▶ Goal
Each entry must be given again exactly; images do not belong in the copy.

▶ Available records
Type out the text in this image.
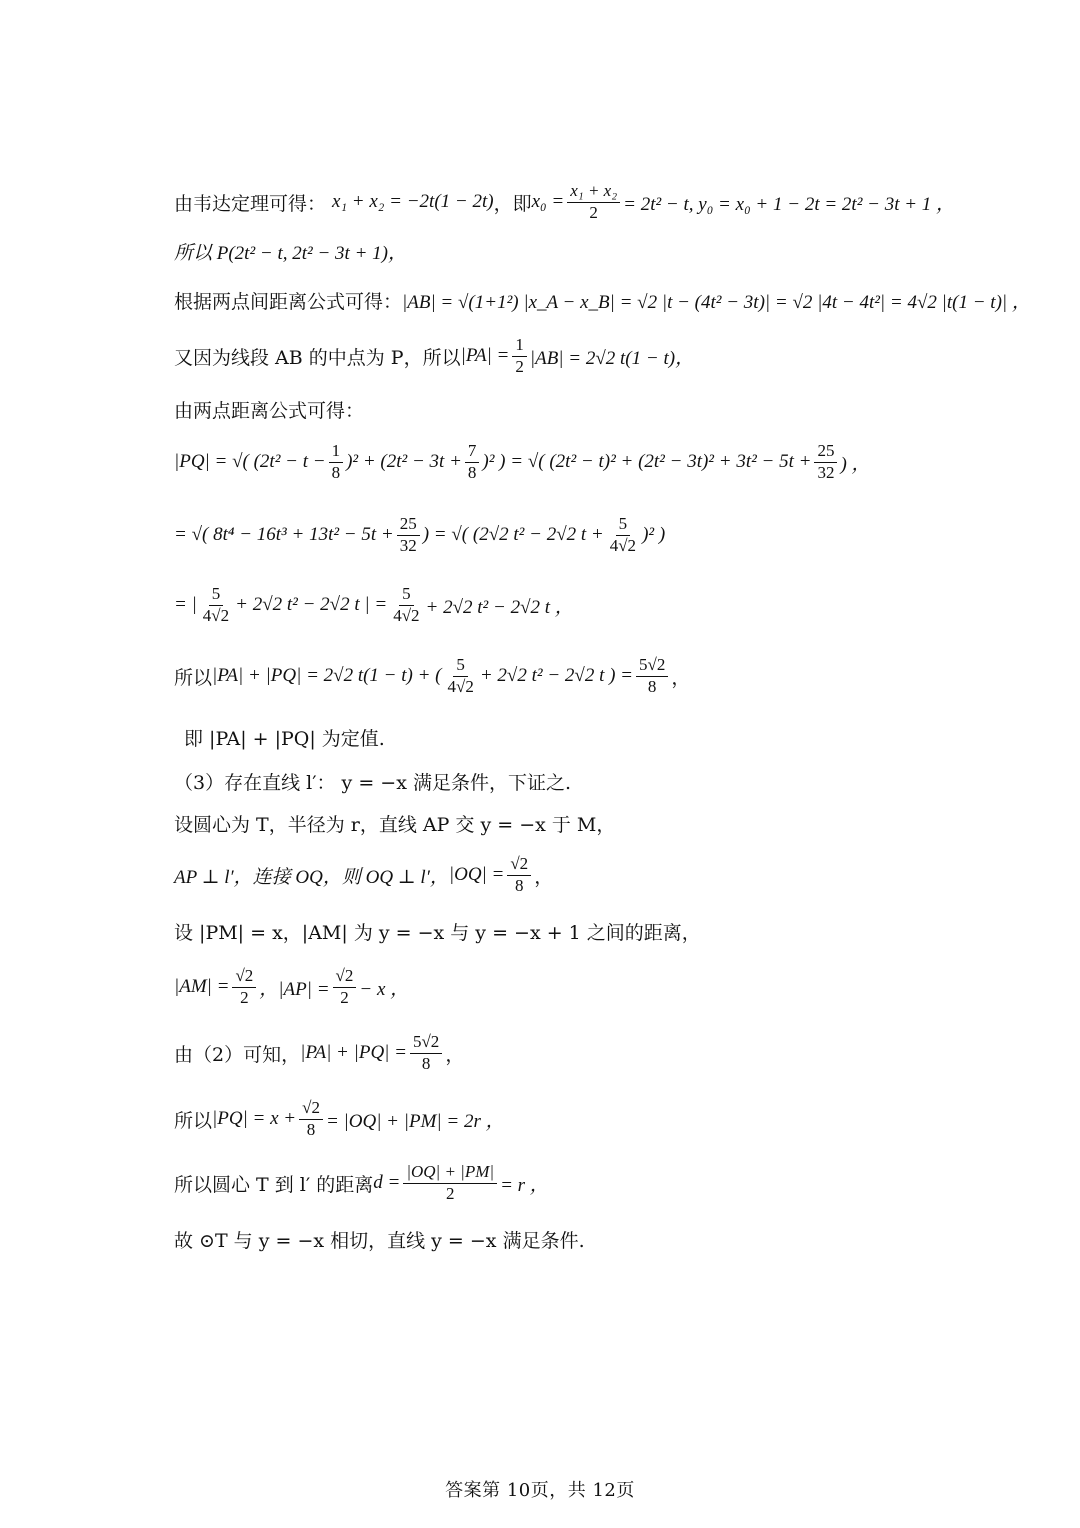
由韦达定理可得： x₁ + x₂ = −2t(1 − 2t) ，即 $x_0 = \frac{\text{x₁ + x₂}}{2} = 2t^2 - t$, y₀ = x₀ + 1 − 2t = 2t² − 3t + 1 ，
所以 P(2t² − t, 2t² − 3t + 1)，
根据两点间距离公式可得： |AB| = √(1+1²) |x_A − x_B| = √2 |t − (4t² − 3t)| = √2 |4t − 4t²| = 4√2 |t(1 − t)| ，
又因为线段 AB 的中点为 P，所以 $|PA| = \frac{1}{2} |AB| = 2√2$ t(1 − t)，
由两点距离公式可得：
|PQ| = √( $(2t^2 - t - \frac{1}{8} )^2 + (2t^2 - 3t + \frac{7}{8} )^2$ ) = √( $(2t^2 - t)^2 + (2t^2 - 3t)^2 + 3t^2 - 5t + \frac{25}{32}$ ) ，
= √( $8t^4 - 16t^3 + 13t^2 - 5t + \frac{25}{32}$ ) = √( (2√2 t² − 2√2 $t + \frac{5}{4√2} )^2$ )
= | $\frac{5}{4√2} + 2√2$ t² − 2√2 t | = $\frac{5}{4√2} + 2√2$ t² − 2√2 t ，
所以 |PA| + |PQ| = 2√2 t(1 − t) + ( $\frac{5}{4√2} + 2√2$ t² − 2√2 t ) = $\frac{5√2}{8}$ ，
即 |PA| + |PQ| 为定值.
（3）存在直线 l′： y = −x 满足条件，下证之.
设圆心为 T，半径为 r，直线 AP 交 y = −x 于 M，
AP ⊥ l′，连接 OQ，则 OQ ⊥ l′， $|OQ| = \frac{√2}{8}$ ，
设 |PM| = x，|AM| 为 y = −x 与 y = −x + 1 之间的距离，
$|AM| = \frac{√2}{2}$ ，$|AP| = \frac{√2}{2} - x$ ，
由（2）可知， $|PA| + |PQ| = \frac{5√2}{8}$ ，
所以 $|PQ| = x + \frac{√2}{8} = |OQ| + |PM| = 2r$ ，
所以圆心 T 到 l′ 的距离 $d = \frac{|OQ| + |PM|}{2} = r$ ，
故 ⊙T 与 y = −x 相切，直线 y = −x 满足条件.
答案第 10页，共 12页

▶ Task response
Type out the text in this image.
由韦达定理可得： x₁ + x₂ = −2t(1 − 2t) ，即 $x_0 = \frac{\text{x₁ + x₂}}{2} = 2t^2 - t$, y₀ = x₀ + 1 − 2t = 2t² − 3t + 1 ，
所以 P(2t² − t, 2t² − 3t + 1)，
根据两点间距离公式可得： |AB| = √(1+1²) |x_A − x_B| = √2 |t − (4t² − 3t)| = √2 |4t − 4t²| = 4√2 |t(1 − t)| ，
又因为线段 AB 的中点为 P，所以 $|PA| = \frac{1}{2} |AB| = 2√2$ t(1 − t)，
由两点距离公式可得：
|PQ| = √( $(2t^2 - t - \frac{1}{8} )^2 + (2t^2 - 3t + \frac{7}{8} )^2$ ) = √( $(2t^2 - t)^2 + (2t^2 - 3t)^2 + 3t^2 - 5t + \frac{25}{32}$ ) ，
= √( $8t^4 - 16t^3 + 13t^2 - 5t + \frac{25}{32}$ ) = √( (2√2 t² − 2√2 $t + \frac{5}{4√2} )^2$ )
= | $\frac{5}{4√2} + 2√2$ t² − 2√2 t | = $\frac{5}{4√2} + 2√2$ t² − 2√2 t ，
所以 |PA| + |PQ| = 2√2 t(1 − t) + ( $\frac{5}{4√2} + 2√2$ t² − 2√2 t ) = $\frac{5√2}{8}$ ，
即 |PA| + |PQ| 为定值.
（3）存在直线 l′： y = −x 满足条件，下证之.
设圆心为 T，半径为 r，直线 AP 交 y = −x 于 M，
AP ⊥ l′，连接 OQ，则 OQ ⊥ l′， $|OQ| = \frac{√2}{8}$ ，
设 |PM| = x，|AM| 为 y = −x 与 y = −x + 1 之间的距离，
$|AM| = \frac{√2}{2}$ ，$|AP| = \frac{√2}{2} - x$ ，
由（2）可知， $|PA| + |PQ| = \frac{5√2}{8}$ ，
所以 $|PQ| = x + \frac{√2}{8} = |OQ| + |PM| = 2r$ ，
所以圆心 T 到 l′ 的距离 $d = \frac{|OQ| + |PM|}{2} = r$ ，
故 ⊙T 与 y = −x 相切，直线 y = −x 满足条件.
答案第 10页，共 12页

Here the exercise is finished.